PASSAGE TO READ —
Therefore, for each bandwidth limited representation, a
first a the second audio channel (both bandwidth limited)
are created. At least one of the so created audio channels
per subband is input into an intermediate audio signal
postprocessor 266a, 266b ..., as, for example, the
intermediate audio signal postprocessor described in Fig.
9. According to the embodiment of Fig. 11, the intermediate
audio signal postprocessors 266a, 266b, ... are steered by
the same, common, phase information 212. That is, an
identical phase shift is applied to each subband signal,
before the subband signals are synthesized by the synthesis
filterbank 262 to become the first and second audio
channels 202a and 202b output by the decoder.
A phase synthesis may thus be performed, requiring only one
additional common phase information to be transmitted. In
the embodiment of Fig. 11, the correct restoration of the
phase properties of the original signal can, therefore, be
performed without a reasonable increase in bit rate.
According to further embodiments, the number of subbands,
for which the common phase information 212 is used, is
signal dependent. Therefore, the phase information may only
be evaluated for subbands, for which an increase in
perceptual quality can be achieved, when a corresponding
phase shift is applied. This may further increase the
perceptual quality of the decoded signal.
Fig. 12 shows a further embodiment of an audio decoder,
adapted to decode an encoded representation of an original
audio signal, which could be both, a speech signal or a
music signal. That is, either a signal characterization

information is transmitted within the encoded
representation, indicating which signal characteristic is
transmitted, or, the signal characteristic may implicitly
be derived, depending on the presence of phase information
in the bit stream. To this end, the presence of phase
information would indicate a speech characteristic of the
audio signal. The transmitted downmix audio signal 206 is,
depending on the signal characteristic, either decoded by a
speech decoder 2 66 or by a music decoder 268. The further
processing is performed as illustrated and explained in
Fig. 11. For the further implementation details, reference
is therefore made to the explanation of Fig. 11.
Fig. 13 illustrates an embodiment of an inventive method
for generating an encoded representation of a first and a
second input audio signal. In a spatial parameter
extraction step 300, an ICC- and an ILD-parameter is
derived from the first and the second input audio signals.
In a phase estimation step 302, phase information
indicating a phase relation between the first and the
second input audio signals is derived. In a mode decision
304, a first output mode is selected, when the phase
relation indicates a phase difference between the first and
the second input audio signal, which is greater than a
predetermined threshold and a second output mode is
selected, when the phase difference is smaller than the
threshold. In a representation generation step 306 the ICC-
parameter, the ILD-parameter and the phase information is
included in the encoded representation in the first output
mode, and the ICC- and the ILD-parameters without the phase
relation are included into the encoded representation in
the second output mode.

OBJECTIVES —
- A) Output the stretch of the audio coding passage from "9. According to" through "by the decoder.", copied word for word.
- B) Continue the passage on phase information in audio coding from where it stops.
The listing isn't needed here.

INFORMATION SHOWN —

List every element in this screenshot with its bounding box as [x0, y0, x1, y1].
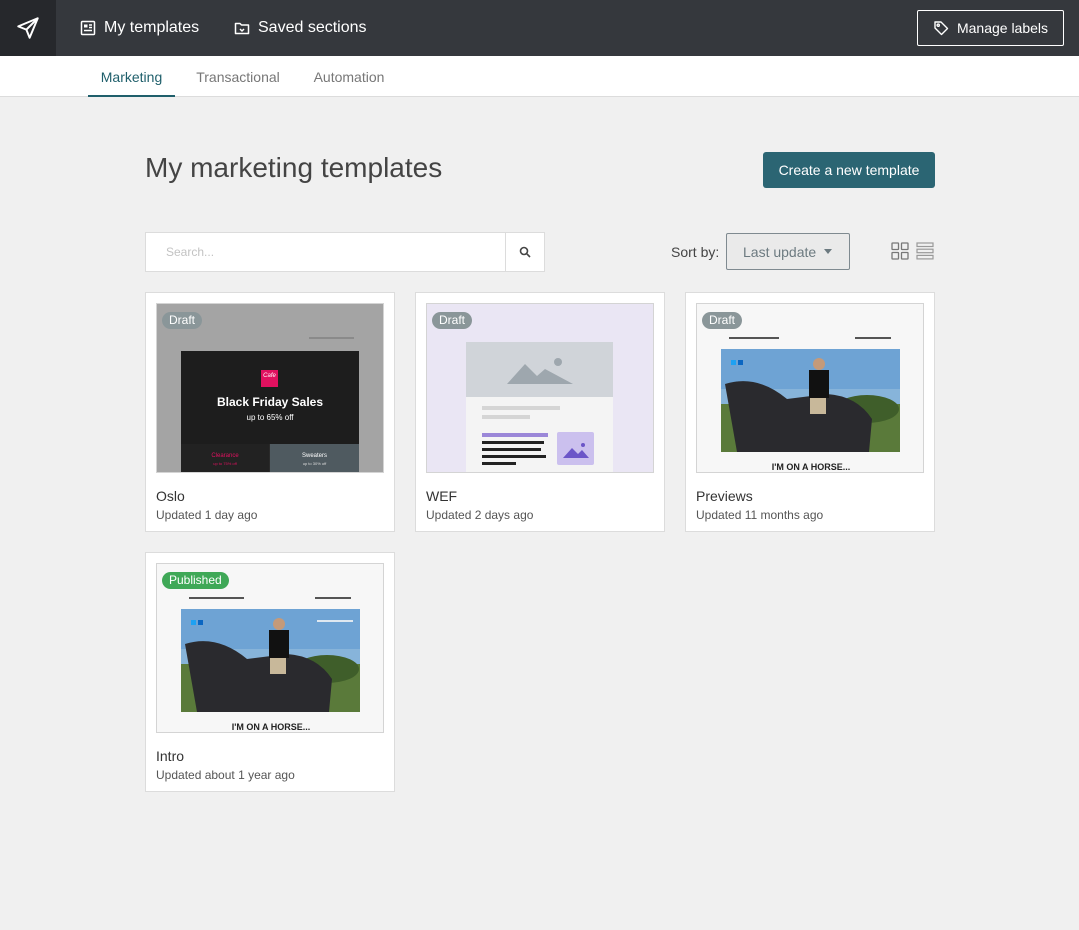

RESPONSES FOR EACH TASK —
- A)
9. According to the embodiment of Fig. 11, the intermediate
audio signal postprocessors 266a, 266b, ... are steered by
the same, common, phase information 212. That is, an
identical phase shift is applied to each subband signal,
before the subband signals are synthesized by the synthesis
filterbank 262 to become the first and second audio
channels 202a and 202b output by the decoder.

- B)
Fig. 14 shows an embodiment of a method for generating a
first and a second audio channel using an encoded
representation of an audio signal, the encoded
representation comprising a downmix audio signal, first and
second correlation information indicating a correlation

between a first and a second original audio channel used to
generate the downmix signal, the first correlation
information having the information for a first time segment
of the downmix signal and the second correlation
information having the information for a second, different
time segment, and phase information, the phase information
indicating a phase relation between the first and the
second original audio channels for the first time segment.
In an upmixing step 400, a first intermediate audio signal
is derived using the downmix signal and the first
correlation information, the first intermediate audio
signal corresponding to the first time segment and
comprising a first and a second audio channel. In the
upmixing step 400, a second intermediate audio signal using
the downmix audio signal and the second correlation
information is also derived, the second
intermediate audio signal corresponding to the second time
segment and comprising a first and a second audio channel.
In a postprocessing step 402, a postprocessed intermediate
signal is derived for the first time segment, using the
first intermediate audio signal, wherein an additional
phase shift indicated by the phase relation is added to at
least one of the first or the second audio channels of the
first intermediate audio signal.
In a signal combination step 404 , the first and the second
audio channels are generated, using the postprocessed
intermediate signal and the second intermediate audio
signal.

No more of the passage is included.